## [WHAT THE EXERCISE ASKS]
Write the data out again, exactly as given.

## [DATA LISTING]
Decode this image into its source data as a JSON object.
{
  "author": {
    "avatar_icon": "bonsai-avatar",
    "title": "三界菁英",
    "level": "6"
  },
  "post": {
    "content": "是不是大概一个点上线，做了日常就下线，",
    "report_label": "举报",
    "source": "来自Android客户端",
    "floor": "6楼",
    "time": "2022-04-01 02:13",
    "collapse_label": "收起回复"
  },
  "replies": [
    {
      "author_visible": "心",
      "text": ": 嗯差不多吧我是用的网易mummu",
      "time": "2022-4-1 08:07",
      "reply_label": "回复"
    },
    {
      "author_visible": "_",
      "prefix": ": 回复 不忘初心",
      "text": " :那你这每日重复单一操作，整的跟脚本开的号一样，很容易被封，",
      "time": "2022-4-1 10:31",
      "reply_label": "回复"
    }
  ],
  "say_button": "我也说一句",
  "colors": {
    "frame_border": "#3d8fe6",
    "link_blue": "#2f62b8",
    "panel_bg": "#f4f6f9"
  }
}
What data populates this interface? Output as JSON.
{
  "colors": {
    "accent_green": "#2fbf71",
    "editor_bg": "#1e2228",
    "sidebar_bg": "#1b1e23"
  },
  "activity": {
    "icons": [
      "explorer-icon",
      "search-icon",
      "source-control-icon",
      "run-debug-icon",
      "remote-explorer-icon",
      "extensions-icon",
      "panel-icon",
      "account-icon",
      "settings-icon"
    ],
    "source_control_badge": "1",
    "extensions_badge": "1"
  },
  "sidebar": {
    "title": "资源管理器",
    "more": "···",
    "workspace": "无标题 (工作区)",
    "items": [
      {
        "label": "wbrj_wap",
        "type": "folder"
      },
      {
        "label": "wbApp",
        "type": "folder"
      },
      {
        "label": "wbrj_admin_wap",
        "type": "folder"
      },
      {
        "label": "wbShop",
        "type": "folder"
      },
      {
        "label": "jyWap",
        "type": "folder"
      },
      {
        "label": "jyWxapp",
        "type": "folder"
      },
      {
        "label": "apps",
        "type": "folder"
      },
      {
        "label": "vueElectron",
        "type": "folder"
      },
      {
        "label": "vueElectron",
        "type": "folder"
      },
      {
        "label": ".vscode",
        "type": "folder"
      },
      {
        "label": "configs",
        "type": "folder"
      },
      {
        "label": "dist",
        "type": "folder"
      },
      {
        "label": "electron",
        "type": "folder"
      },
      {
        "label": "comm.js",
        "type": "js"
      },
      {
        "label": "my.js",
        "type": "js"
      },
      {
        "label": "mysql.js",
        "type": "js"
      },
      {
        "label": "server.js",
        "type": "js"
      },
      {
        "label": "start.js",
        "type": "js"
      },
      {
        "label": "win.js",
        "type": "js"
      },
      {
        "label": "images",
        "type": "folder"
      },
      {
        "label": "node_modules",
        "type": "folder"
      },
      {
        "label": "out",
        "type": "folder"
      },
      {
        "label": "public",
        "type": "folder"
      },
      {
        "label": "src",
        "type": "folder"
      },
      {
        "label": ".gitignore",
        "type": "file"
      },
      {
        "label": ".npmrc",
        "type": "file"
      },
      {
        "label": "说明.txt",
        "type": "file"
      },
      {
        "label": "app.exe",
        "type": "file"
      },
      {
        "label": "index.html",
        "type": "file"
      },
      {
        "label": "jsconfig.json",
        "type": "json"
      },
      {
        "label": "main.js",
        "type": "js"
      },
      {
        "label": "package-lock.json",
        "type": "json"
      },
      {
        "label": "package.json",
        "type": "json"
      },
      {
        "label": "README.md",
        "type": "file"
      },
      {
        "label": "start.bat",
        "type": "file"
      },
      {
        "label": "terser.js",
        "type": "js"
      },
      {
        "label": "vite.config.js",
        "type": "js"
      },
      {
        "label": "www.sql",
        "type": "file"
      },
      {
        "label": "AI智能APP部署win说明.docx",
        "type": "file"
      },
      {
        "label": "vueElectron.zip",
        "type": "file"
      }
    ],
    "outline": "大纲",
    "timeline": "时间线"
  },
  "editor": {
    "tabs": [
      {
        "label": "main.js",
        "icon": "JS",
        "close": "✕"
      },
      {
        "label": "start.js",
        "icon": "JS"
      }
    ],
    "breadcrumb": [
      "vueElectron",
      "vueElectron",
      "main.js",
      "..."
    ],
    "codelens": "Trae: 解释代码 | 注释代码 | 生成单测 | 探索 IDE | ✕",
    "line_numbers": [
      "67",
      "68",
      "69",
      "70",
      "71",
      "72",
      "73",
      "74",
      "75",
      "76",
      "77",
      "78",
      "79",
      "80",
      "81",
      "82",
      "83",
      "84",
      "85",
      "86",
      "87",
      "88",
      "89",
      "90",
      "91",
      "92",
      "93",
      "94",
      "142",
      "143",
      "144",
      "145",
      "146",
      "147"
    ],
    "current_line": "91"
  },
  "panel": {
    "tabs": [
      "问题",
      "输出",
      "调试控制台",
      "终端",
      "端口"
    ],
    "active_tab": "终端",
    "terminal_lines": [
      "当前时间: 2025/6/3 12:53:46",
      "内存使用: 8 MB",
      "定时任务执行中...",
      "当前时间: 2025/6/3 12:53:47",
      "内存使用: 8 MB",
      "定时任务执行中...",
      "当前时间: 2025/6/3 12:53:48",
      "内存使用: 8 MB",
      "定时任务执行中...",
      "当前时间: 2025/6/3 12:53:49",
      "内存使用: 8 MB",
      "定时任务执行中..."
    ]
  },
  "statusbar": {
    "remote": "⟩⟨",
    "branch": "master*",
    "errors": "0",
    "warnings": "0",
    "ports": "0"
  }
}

## [THE REPLY]
Decode this image into its source data as a JSON object.
{
  "author": {
    "avatar_icon": "bonsai-avatar",
    "title": "三界菁英",
    "level": "6"
  },
  "post": {
    "content": "是不是大概一个点上线，做了日常就下线，",
    "report_label": "举报",
    "source": "来自Android客户端",
    "floor": "6楼",
    "time": "2022-04-01 02:13",
    "collapse_label": "收起回复"
  },
  "replies": [
    {
      "author_visible": "心",
      "text": ": 嗯差不多吧我是用的网易mummu",
      "time": "2022-4-1 08:07",
      "reply_label": "回复"
    },
    {
      "author_visible": "_",
      "prefix": ": 回复 不忘初心",
      "text": " :那你这每日重复单一操作，整的跟脚本开的号一样，很容易被封，",
      "time": "2022-4-1 10:31",
      "reply_label": "回复"
    }
  ],
  "say_button": "我也说一句",
  "colors": {
    "frame_border": "#3d8fe6",
    "link_blue": "#2f62b8",
    "panel_bg": "#f4f6f9"
  }
}
What data populates this interface? Output as JSON.
{
  "colors": {
    "accent_green": "#2fbf71",
    "editor_bg": "#1e2228",
    "sidebar_bg": "#1b1e23"
  },
  "activity": {
    "icons": [
      "explorer-icon",
      "search-icon",
      "source-control-icon",
      "run-debug-icon",
      "remote-explorer-icon",
      "extensions-icon",
      "panel-icon",
      "account-icon",
      "settings-icon"
    ],
    "source_control_badge": "1",
    "extensions_badge": "1"
  },
  "sidebar": {
    "title": "资源管理器",
    "more": "···",
    "workspace": "无标题 (工作区)",
    "items": [
      {
        "label": "wbrj_wap",
        "type": "folder"
      },
      {
        "label": "wbApp",
        "type": "folder"
      },
      {
        "label": "wbrj_admin_wap",
        "type": "folder"
      },
      {
        "label": "wbShop",
        "type": "folder"
      },
      {
        "label": "jyWap",
        "type": "folder"
      },
      {
        "label": "jyWxapp",
        "type": "folder"
      },
      {
        "label": "apps",
        "type": "folder"
      },
      {
        "label": "vueElectron",
        "type": "folder"
      },
      {
        "label": "vueElectron",
        "type": "folder"
      },
      {
        "label": ".vscode",
        "type": "folder"
      },
      {
        "label": "configs",
        "type": "folder"
      },
      {
        "label": "dist",
        "type": "folder"
      },
      {
        "label": "electron",
        "type": "folder"
      },
      {
        "label": "comm.js",
        "type": "js"
      },
      {
        "label": "my.js",
        "type": "js"
      },
      {
        "label": "mysql.js",
        "type": "js"
      },
      {
        "label": "server.js",
        "type": "js"
      },
      {
        "label": "start.js",
        "type": "js"
      },
      {
        "label": "win.js",
        "type": "js"
      },
      {
        "label": "images",
        "type": "folder"
      },
      {
        "label": "node_modules",
        "type": "folder"
      },
      {
        "label": "out",
        "type": "folder"
      },
      {
        "label": "public",
        "type": "folder"
      },
      {
        "label": "src",
        "type": "folder"
      },
      {
        "label": ".gitignore",
        "type": "file"
      },
      {
        "label": ".npmrc",
        "type": "file"
      },
      {
        "label": "说明.txt",
        "type": "file"
      },
      {
        "label": "app.exe",
        "type": "file"
      },
      {
        "label": "index.html",
        "type": "file"
      },
      {
        "label": "jsconfig.json",
        "type": "json"
      },
      {
        "label": "main.js",
        "type": "js"
      },
      {
        "label": "package-lock.json",
        "type": "json"
      },
      {
        "label": "package.json",
        "type": "json"
      },
      {
        "label": "README.md",
        "type": "file"
      },
      {
        "label": "start.bat",
        "type": "file"
      },
      {
        "label": "terser.js",
        "type": "js"
      },
      {
        "label": "vite.config.js",
        "type": "js"
      },
      {
        "label": "www.sql",
        "type": "file"
      },
      {
        "label": "AI智能APP部署win说明.docx",
        "type": "file"
      },
      {
        "label": "vueElectron.zip",
        "type": "file"
      }
    ],
    "outline": "大纲",
    "timeline": "时间线"
  },
  "editor": {
    "tabs": [
      {
        "label": "main.js",
        "icon": "JS",
        "close": "✕"
      },
      {
        "label": "start.js",
        "icon": "JS"
      }
    ],
    "breadcrumb": [
      "vueElectron",
      "vueElectron",
      "main.js",
      "..."
    ],
    "codelens": "Trae: 解释代码 | 注释代码 | 生成单测 | 探索 IDE | ✕",
    "line_numbers": [
      "67",
      "68",
      "69",
      "70",
      "71",
      "72",
      "73",
      "74",
      "75",
      "76",
      "77",
      "78",
      "79",
      "80",
      "81",
      "82",
      "83",
      "84",
      "85",
      "86",
      "87",
      "88",
      "89",
      "90",
      "91",
      "92",
      "93",
      "94",
      "142",
      "143",
      "144",
      "145",
      "146",
      "147"
    ],
    "current_line": "91"
  },
  "panel": {
    "tabs": [
      "问题",
      "输出",
      "调试控制台",
      "终端",
      "端口"
    ],
    "active_tab": "终端",
    "terminal_lines": [
      "当前时间: 2025/6/3 12:53:46",
      "内存使用: 8 MB",
      "定时任务执行中...",
      "当前时间: 2025/6/3 12:53:47",
      "内存使用: 8 MB",
      "定时任务执行中...",
      "当前时间: 2025/6/3 12:53:48",
      "内存使用: 8 MB",
      "定时任务执行中...",
      "当前时间: 2025/6/3 12:53:49",
      "内存使用: 8 MB",
      "定时任务执行中..."
    ]
  },
  "statusbar": {
    "remote": "⟩⟨",
    "branch": "master*",
    "errors": "0",
    "warnings": "0",
    "ports": "0"
  }
}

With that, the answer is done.